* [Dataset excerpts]
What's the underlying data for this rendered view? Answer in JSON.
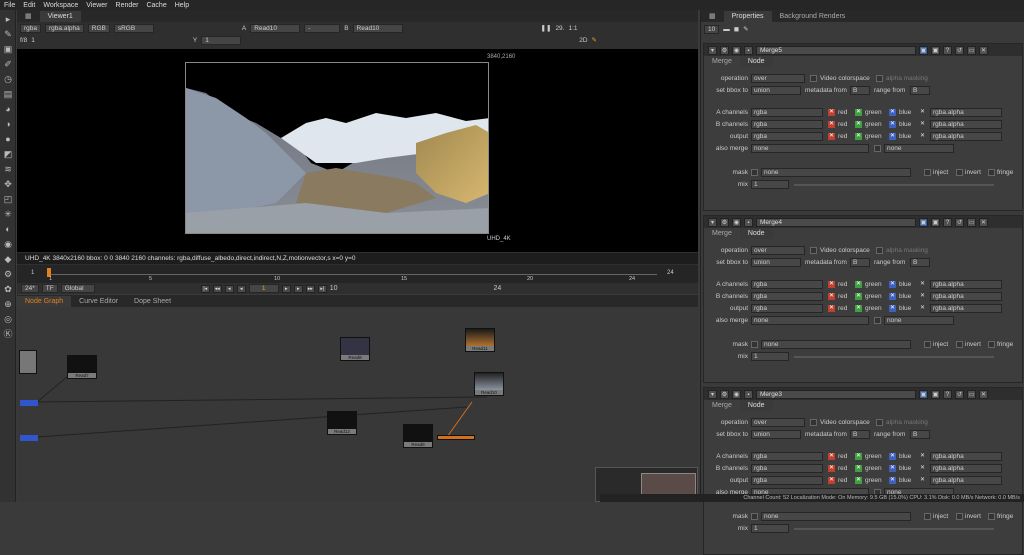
{
  "menu": [
    "File",
    "Edit",
    "Workspace",
    "Viewer",
    "Render",
    "Cache",
    "Help"
  ],
  "viewer": {
    "tab": "Viewer1",
    "channels": "rgba",
    "alpha": "rgba.alpha",
    "colorspace_a": "RGB",
    "colorspace_b": "sRGB",
    "input_a": "A",
    "read_a": "Read10",
    "dash": "-",
    "input_b": "B",
    "read_b": "Read10",
    "fps": "29.",
    "zoom": "1:1",
    "mode": "2D",
    "fstop": "f/8",
    "frame_in": "1",
    "y_label": "Y",
    "y_value": "1",
    "res_label": "3840,2160",
    "format_label": "UHD_4K",
    "info": "UHD_4K 3840x2160  bbox: 0 0 3840 2160 channels: rgba,diffuse_albedo,direct,indirect,N,Z,motionvector,s  x=0 y=0"
  },
  "timeline": {
    "start": "1",
    "end": "24",
    "ticks": [
      "1",
      "5",
      "10",
      "15",
      "20",
      "24"
    ],
    "fps_value": "24*",
    "tf": "TF",
    "global": "Global",
    "cur_frame": "1",
    "step": "10",
    "end_frame": "24"
  },
  "nodegraph": {
    "tabs": [
      "Node Graph",
      "Curve Editor",
      "Dope Sheet"
    ],
    "nodes": [
      {
        "label": "Read7",
        "sub": "dlp_1.exr"
      },
      {
        "label": "Read8",
        "sub": "dlp_1.exr"
      },
      {
        "label": "Read11",
        "sub": "dlp_1.exr"
      },
      {
        "label": "Read10",
        "sub": "dlp_1.exr"
      },
      {
        "label": "Read12",
        "sub": "dlp_1.exr"
      },
      {
        "label": "Read9",
        "sub": "dlp_1.exr"
      }
    ]
  },
  "props": {
    "tabs": [
      "Properties",
      "Background Renders"
    ],
    "count": "10",
    "panels": [
      {
        "name": "Merge5",
        "tabs": [
          "Merge",
          "Node"
        ],
        "operation": "over",
        "video_cs": "Video colorspace",
        "alpha_mask": "alpha masking",
        "bbox": "union",
        "meta_from": "metadata from",
        "meta_val": "B",
        "range_from": "range from",
        "range_val": "B",
        "a_ch": "rgba",
        "b_ch": "rgba",
        "out_ch": "rgba",
        "also": "none",
        "also2": "none",
        "mask": "none",
        "inject": "inject",
        "invert": "invert",
        "fringe": "fringe",
        "mix": "1",
        "alpha_name": "rgba.alpha"
      },
      {
        "name": "Merge4",
        "tabs": [
          "Merge",
          "Node"
        ],
        "operation": "over",
        "video_cs": "Video colorspace",
        "alpha_mask": "alpha masking",
        "bbox": "union",
        "meta_from": "metadata from",
        "meta_val": "B",
        "range_from": "range from",
        "range_val": "B",
        "a_ch": "rgba",
        "b_ch": "rgba",
        "out_ch": "rgba",
        "also": "none",
        "also2": "none",
        "mask": "none",
        "inject": "inject",
        "invert": "invert",
        "fringe": "fringe",
        "mix": "1",
        "alpha_name": "rgba.alpha"
      },
      {
        "name": "Merge3",
        "tabs": [
          "Merge",
          "Node"
        ],
        "operation": "over",
        "video_cs": "Video colorspace",
        "alpha_mask": "alpha masking",
        "bbox": "union",
        "meta_from": "metadata from",
        "meta_val": "B",
        "range_from": "range from",
        "range_val": "B",
        "a_ch": "rgba",
        "b_ch": "rgba",
        "out_ch": "rgba",
        "also": "none",
        "also2": "none",
        "mask": "none",
        "inject": "inject",
        "invert": "invert",
        "fringe": "fringe",
        "mix": "1",
        "alpha_name": "rgba.alpha"
      }
    ],
    "labels": {
      "operation": "operation",
      "bbox": "set bbox to",
      "a": "A channels",
      "b": "B channels",
      "out": "output",
      "also": "also merge",
      "mask": "mask",
      "mix": "mix",
      "red": "red",
      "green": "green",
      "blue": "blue"
    }
  },
  "status": "Channel Count: 52  Localization Mode: On  Memory: 9.5 GB (15.0%)  CPU: 3.1%  Disk: 0.0 MB/s  Network: 0.0 MB/s"
}
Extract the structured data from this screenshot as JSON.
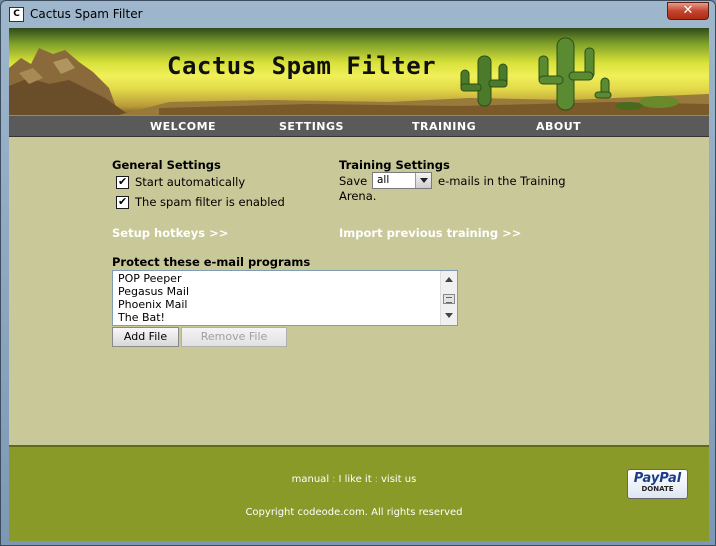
{
  "window": {
    "title": "Cactus Spam Filter",
    "close_glyph": "✕"
  },
  "banner": {
    "title": "Cactus Spam Filter"
  },
  "nav": {
    "items": [
      "WELCOME",
      "SETTINGS",
      "TRAINING",
      "ABOUT"
    ]
  },
  "general": {
    "title": "General Settings",
    "start_automatically": "Start automatically",
    "filter_enabled": "The spam filter is enabled"
  },
  "training": {
    "title": "Training Settings",
    "save_label": "Save",
    "save_value": "all",
    "after_select": "e-mails in the Training",
    "after_select_line2": "Arena."
  },
  "links": {
    "setup_hotkeys": "Setup hotkeys >>",
    "import_training": "Import previous training >>"
  },
  "programs": {
    "title": "Protect these e-mail programs",
    "items": [
      "POP Peeper",
      "Pegasus Mail",
      "Phoenix Mail",
      "The Bat!"
    ],
    "add_button": "Add File",
    "remove_button": "Remove File"
  },
  "footer": {
    "links": [
      "manual",
      "I like it",
      "visit us"
    ],
    "separator": ":",
    "copyright": "Copyright codeode.com. All rights reserved"
  },
  "paypal": {
    "logo": "PayPal",
    "sub": "DONATE"
  },
  "colors": {
    "content_bg": "#c8c899",
    "footer_bg": "#8a9a28",
    "nav_bg": "#5a5a5a"
  }
}
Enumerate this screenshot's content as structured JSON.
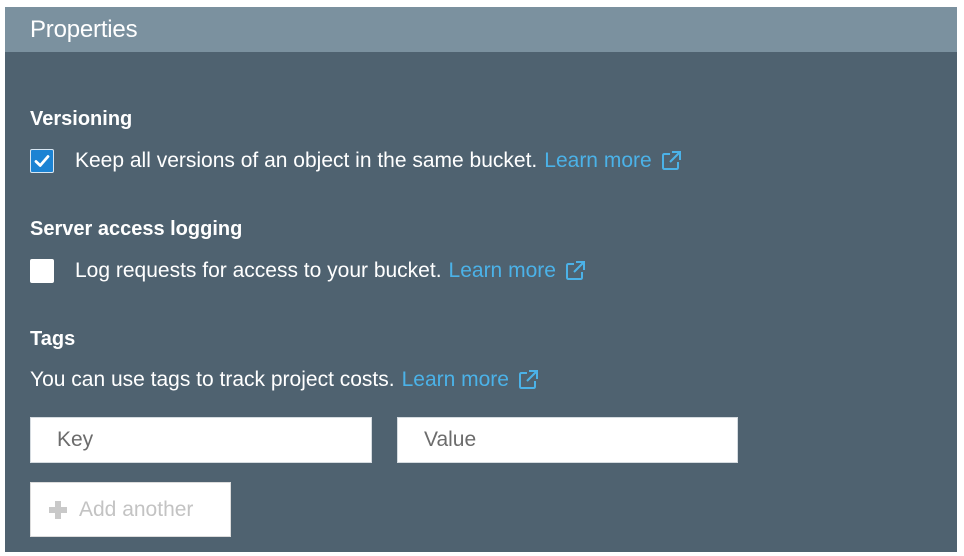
{
  "panel": {
    "title": "Properties"
  },
  "versioning": {
    "title": "Versioning",
    "checked": true,
    "description": "Keep all versions of an object in the same bucket.",
    "link_label": "Learn more",
    "link_icon": "external-link-icon"
  },
  "logging": {
    "title": "Server access logging",
    "checked": false,
    "description": "Log requests for access to your bucket.",
    "link_label": "Learn more",
    "link_icon": "external-link-icon"
  },
  "tags": {
    "title": "Tags",
    "description": "You can use tags to track project costs.",
    "link_label": "Learn more",
    "link_icon": "external-link-icon",
    "key_placeholder": "Key",
    "value_placeholder": "Value",
    "key_value": "",
    "value_value": "",
    "add_label": "Add another",
    "add_icon": "plus-icon"
  },
  "colors": {
    "panel_background": "#4f6270",
    "header_background": "#7b919f",
    "link": "#4bb2e8",
    "checkbox_checked": "#1c83d3"
  }
}
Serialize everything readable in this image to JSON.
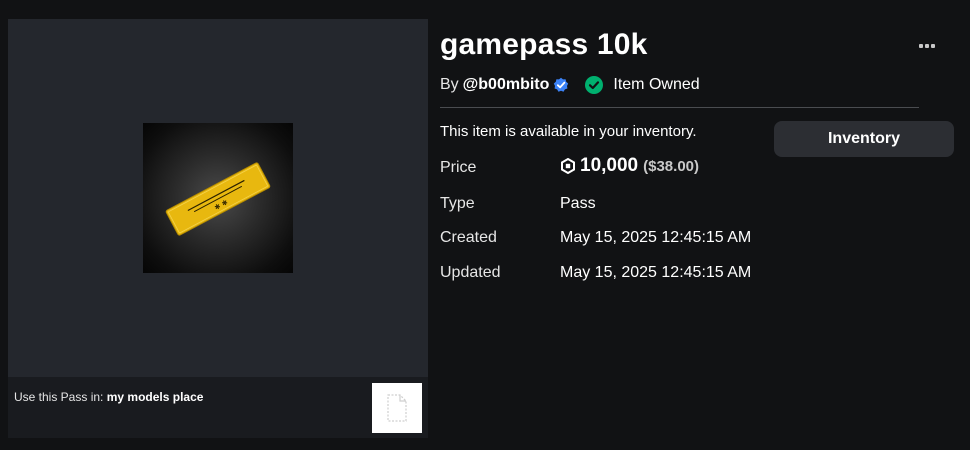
{
  "item": {
    "title": "gamepass 10k",
    "by_label": "By",
    "creator": "@b00mbito",
    "owned_text": "Item Owned",
    "availability": "This item is available in your inventory.",
    "inventory_button": "Inventory"
  },
  "details": {
    "price_label": "Price",
    "price_amount": "10,000",
    "price_usd": "($38.00)",
    "type_label": "Type",
    "type_value": "Pass",
    "created_label": "Created",
    "created_value": "May 15, 2025 12:45:15 AM",
    "updated_label": "Updated",
    "updated_value": "May 15, 2025 12:45:15 AM"
  },
  "place": {
    "prefix": "Use this Pass in:",
    "name": "my models place"
  },
  "icons": {
    "more": "more-options-icon",
    "verified": "verified-badge-icon",
    "owned": "checkmark-circle-icon",
    "currency": "robux-icon",
    "place_thumbnail": "document-placeholder-icon"
  },
  "colors": {
    "background": "#111214",
    "panel": "#24272d",
    "button": "#2c2e33",
    "owned_green": "#00b06f",
    "verified_blue": "#3b82f6",
    "pass_yellow": "#e8b80f"
  }
}
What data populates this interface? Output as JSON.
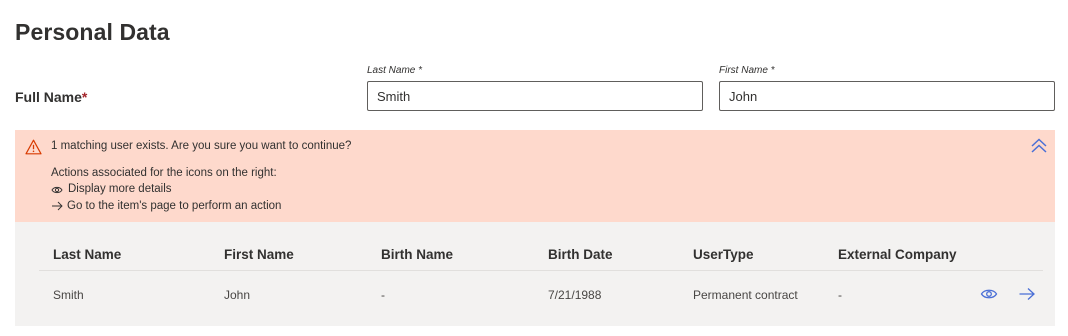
{
  "section_title": "Personal Data",
  "full_name": {
    "label": "Full Name",
    "required_marker": "*",
    "last_name": {
      "label": "Last Name *",
      "value": "Smith"
    },
    "first_name": {
      "label": "First Name *",
      "value": "John"
    }
  },
  "warning": {
    "title": "1 matching user exists. Are you sure you want to continue?",
    "intro": "Actions associated for the icons on the right:",
    "eye_action": "Display more details",
    "arrow_action": "Go to the item's page to perform an action",
    "icon": "warning-triangle-icon",
    "background": "#fed9cc"
  },
  "table": {
    "columns": [
      "Last Name",
      "First Name",
      "Birth Name",
      "Birth Date",
      "UserType",
      "External Company"
    ],
    "rows": [
      [
        "Smith",
        "John",
        "-",
        "7/21/1988",
        "Permanent contract",
        "-"
      ]
    ]
  },
  "colors": {
    "accent": "#4a6fd6",
    "required": "#a4262c",
    "warning_icon": "#d83b01"
  }
}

* [Aim]
Go through the listing above and work out how many lines contain the string "logging". Reply with the number alone.

* [The output]
2